● **Data entries**

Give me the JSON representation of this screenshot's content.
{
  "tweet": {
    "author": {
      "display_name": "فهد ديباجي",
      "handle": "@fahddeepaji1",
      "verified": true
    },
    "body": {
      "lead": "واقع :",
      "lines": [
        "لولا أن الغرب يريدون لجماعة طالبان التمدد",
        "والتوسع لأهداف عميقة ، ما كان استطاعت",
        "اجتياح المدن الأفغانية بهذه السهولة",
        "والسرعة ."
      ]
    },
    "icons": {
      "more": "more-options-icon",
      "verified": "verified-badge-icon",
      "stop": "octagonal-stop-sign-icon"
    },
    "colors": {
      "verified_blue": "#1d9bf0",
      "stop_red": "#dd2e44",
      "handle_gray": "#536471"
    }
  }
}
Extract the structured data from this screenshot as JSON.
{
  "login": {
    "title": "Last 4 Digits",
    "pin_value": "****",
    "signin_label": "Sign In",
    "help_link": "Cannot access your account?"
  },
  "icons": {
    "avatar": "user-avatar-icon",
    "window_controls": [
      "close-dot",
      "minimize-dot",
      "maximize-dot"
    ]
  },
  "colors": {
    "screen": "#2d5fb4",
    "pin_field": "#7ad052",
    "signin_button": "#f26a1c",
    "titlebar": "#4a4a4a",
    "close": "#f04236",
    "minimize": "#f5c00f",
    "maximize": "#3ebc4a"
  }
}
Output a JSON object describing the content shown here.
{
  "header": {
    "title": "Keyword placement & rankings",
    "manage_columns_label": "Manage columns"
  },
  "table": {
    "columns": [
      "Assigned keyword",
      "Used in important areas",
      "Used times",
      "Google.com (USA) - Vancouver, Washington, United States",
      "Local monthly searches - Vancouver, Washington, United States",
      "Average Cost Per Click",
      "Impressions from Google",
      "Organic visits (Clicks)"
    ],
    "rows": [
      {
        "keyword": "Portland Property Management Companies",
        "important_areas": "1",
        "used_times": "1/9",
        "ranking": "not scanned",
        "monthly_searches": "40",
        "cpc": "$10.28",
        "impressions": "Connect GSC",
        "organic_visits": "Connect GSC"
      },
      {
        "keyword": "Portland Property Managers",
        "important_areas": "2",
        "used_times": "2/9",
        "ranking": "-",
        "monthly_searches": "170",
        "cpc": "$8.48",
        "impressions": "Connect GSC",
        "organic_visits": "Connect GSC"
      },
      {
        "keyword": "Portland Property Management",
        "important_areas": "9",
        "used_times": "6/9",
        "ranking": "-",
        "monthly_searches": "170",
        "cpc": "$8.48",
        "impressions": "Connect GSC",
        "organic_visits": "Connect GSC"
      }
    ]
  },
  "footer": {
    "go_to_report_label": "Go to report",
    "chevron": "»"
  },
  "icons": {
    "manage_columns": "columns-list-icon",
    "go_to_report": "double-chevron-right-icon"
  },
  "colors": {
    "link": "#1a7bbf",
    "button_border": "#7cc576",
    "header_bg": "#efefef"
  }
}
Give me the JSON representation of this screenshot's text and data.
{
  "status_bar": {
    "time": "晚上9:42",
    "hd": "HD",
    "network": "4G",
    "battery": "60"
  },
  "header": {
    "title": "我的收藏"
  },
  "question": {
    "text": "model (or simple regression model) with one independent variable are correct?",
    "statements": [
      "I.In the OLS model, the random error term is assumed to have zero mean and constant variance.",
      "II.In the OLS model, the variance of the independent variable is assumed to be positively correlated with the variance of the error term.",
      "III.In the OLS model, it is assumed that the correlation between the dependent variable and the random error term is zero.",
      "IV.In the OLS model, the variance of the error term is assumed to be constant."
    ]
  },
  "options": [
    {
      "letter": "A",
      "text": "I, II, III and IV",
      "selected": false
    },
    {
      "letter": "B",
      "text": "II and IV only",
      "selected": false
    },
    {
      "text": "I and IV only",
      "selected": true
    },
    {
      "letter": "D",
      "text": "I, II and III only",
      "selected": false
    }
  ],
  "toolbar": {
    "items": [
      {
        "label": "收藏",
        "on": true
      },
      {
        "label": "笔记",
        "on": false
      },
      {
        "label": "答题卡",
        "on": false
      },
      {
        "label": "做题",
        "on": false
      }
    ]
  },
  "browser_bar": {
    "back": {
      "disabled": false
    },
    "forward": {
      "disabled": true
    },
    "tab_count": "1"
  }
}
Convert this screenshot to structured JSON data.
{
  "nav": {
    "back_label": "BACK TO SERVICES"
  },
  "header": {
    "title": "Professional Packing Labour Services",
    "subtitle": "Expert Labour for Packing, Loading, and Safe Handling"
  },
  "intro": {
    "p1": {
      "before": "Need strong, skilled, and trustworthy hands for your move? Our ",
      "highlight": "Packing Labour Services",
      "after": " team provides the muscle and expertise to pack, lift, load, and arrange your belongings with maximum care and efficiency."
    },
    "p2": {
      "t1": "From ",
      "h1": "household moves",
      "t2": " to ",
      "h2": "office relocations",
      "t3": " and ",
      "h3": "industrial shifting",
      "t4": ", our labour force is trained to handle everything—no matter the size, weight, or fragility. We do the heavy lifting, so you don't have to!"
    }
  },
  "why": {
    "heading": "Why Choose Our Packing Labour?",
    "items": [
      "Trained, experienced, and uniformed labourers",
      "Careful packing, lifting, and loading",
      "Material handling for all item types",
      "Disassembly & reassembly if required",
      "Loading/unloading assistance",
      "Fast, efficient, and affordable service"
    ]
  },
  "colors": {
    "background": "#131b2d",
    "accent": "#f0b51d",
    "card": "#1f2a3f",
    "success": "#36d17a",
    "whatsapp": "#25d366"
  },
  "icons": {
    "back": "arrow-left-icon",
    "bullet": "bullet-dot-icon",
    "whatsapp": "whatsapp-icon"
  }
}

● **BRIEF**
Tally the lines containing "United". Provide the number without any other words.

● **COMPLETE ANSWER**
2